* [Exercise objective]
Give the number of lines that contain the string "prices", and nothing else.

* [Data entries]

--- --- ---

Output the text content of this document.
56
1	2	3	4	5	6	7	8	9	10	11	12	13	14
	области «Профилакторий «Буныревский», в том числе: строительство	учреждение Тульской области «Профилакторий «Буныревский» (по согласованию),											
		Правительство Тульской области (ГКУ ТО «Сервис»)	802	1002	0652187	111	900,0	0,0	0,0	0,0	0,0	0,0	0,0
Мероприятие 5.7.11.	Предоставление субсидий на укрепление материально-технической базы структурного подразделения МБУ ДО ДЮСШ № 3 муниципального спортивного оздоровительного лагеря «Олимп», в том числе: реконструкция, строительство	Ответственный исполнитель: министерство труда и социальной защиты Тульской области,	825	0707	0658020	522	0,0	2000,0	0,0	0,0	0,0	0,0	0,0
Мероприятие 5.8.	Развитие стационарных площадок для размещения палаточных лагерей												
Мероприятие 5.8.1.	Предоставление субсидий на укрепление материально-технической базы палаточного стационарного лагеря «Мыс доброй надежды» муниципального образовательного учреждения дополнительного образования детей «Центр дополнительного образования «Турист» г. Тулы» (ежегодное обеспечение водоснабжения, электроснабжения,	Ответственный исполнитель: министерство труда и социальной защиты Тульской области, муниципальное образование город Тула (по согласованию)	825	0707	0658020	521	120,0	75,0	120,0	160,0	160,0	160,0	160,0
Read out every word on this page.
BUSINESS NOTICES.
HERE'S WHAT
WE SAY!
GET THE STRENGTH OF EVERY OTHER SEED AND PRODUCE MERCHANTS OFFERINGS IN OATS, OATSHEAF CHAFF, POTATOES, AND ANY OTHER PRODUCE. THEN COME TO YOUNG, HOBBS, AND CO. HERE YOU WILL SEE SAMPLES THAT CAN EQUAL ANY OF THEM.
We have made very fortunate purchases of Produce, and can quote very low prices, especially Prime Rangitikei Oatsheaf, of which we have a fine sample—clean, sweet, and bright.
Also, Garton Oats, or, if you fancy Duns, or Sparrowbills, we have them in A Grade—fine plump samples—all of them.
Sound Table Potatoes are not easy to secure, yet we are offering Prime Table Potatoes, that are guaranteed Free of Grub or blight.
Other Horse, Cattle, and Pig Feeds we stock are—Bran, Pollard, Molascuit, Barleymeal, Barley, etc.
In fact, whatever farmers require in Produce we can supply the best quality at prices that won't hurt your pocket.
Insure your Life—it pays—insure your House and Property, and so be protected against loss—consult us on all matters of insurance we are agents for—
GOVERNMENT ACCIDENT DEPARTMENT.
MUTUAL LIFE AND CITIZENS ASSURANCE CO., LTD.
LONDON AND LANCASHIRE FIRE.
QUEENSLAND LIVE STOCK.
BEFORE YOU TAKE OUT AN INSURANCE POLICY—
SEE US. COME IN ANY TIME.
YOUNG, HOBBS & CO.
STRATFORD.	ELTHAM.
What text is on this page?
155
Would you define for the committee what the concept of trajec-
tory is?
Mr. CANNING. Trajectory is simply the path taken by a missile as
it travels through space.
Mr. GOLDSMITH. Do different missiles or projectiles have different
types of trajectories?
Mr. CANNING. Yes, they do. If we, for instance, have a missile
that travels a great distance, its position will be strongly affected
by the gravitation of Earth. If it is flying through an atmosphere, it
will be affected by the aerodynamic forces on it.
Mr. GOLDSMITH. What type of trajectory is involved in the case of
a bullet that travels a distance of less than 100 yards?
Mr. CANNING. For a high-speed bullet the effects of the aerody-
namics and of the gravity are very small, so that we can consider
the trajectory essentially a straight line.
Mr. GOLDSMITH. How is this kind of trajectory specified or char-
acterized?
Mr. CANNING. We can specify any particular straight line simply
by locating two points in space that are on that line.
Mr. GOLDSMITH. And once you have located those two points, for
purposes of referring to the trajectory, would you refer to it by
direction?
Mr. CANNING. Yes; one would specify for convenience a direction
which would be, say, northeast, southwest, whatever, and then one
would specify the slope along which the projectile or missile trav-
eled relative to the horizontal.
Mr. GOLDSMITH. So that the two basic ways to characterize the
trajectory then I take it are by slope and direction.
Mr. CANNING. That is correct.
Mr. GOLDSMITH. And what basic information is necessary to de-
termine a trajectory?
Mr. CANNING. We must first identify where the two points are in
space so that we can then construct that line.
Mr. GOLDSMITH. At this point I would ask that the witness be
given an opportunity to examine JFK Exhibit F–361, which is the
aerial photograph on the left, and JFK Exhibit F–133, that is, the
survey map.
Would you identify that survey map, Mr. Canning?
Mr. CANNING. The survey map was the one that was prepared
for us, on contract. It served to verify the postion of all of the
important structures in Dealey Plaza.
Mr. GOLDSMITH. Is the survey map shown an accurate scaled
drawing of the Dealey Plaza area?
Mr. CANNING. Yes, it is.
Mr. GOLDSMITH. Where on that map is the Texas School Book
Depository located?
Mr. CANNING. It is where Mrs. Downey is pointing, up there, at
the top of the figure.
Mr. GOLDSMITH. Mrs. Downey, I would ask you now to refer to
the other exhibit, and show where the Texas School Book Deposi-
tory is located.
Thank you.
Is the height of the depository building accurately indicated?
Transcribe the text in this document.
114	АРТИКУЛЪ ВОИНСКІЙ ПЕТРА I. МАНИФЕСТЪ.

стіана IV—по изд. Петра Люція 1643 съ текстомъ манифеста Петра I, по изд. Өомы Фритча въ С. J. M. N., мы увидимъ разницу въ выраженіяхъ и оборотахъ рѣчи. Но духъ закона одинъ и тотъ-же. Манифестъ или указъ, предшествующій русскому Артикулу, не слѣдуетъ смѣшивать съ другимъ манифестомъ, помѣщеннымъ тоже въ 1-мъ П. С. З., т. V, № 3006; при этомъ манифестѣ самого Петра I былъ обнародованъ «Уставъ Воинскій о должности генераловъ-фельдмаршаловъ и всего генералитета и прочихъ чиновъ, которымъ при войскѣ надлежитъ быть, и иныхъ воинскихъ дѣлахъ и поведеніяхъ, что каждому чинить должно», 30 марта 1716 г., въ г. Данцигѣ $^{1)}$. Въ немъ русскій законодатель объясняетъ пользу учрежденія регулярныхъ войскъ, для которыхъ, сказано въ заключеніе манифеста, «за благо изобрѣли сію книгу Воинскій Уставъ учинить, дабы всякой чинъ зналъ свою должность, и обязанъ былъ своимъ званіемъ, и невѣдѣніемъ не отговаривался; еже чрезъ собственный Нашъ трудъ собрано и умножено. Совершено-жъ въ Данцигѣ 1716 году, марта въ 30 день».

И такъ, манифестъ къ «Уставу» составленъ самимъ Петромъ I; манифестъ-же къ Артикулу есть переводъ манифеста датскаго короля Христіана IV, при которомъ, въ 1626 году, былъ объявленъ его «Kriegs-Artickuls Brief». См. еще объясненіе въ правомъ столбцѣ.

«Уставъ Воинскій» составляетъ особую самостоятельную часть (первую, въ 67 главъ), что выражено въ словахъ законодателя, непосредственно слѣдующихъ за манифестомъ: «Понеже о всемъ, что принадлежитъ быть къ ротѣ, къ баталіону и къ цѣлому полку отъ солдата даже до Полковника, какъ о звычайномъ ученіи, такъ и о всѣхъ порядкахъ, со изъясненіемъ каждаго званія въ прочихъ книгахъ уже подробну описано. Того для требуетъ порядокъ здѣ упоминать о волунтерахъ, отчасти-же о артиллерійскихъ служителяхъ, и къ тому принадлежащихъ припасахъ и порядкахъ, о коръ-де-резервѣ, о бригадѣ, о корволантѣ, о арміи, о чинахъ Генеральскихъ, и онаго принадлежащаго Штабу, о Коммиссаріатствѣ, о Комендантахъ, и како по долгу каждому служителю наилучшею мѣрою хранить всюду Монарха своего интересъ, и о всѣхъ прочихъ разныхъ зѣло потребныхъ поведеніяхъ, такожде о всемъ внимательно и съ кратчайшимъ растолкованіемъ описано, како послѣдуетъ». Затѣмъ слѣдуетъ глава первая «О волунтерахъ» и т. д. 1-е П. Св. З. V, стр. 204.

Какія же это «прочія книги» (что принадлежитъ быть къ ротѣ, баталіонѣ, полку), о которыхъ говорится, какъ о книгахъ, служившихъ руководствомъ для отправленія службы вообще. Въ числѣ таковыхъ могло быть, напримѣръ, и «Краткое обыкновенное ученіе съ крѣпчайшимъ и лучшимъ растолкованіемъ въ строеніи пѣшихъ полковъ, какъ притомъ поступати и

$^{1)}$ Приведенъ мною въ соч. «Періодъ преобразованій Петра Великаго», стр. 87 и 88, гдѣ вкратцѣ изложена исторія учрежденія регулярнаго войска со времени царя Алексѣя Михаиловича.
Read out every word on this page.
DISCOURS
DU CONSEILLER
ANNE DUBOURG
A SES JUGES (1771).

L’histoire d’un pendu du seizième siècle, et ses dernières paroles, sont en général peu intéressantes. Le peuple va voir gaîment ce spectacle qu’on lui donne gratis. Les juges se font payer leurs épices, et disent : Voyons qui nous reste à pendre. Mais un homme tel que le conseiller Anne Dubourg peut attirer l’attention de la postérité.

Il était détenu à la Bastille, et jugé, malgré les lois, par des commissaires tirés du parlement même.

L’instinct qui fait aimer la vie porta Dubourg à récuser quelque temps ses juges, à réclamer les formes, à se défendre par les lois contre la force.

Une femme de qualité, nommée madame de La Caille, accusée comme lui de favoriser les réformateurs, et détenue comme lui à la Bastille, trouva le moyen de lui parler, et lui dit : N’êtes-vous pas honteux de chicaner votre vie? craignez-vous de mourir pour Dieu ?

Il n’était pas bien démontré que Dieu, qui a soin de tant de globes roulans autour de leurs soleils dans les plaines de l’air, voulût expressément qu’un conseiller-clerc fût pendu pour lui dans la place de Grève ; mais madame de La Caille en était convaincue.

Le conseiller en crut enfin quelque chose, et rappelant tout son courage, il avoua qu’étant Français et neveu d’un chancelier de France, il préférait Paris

--- --- ---

* [Solved problem]
2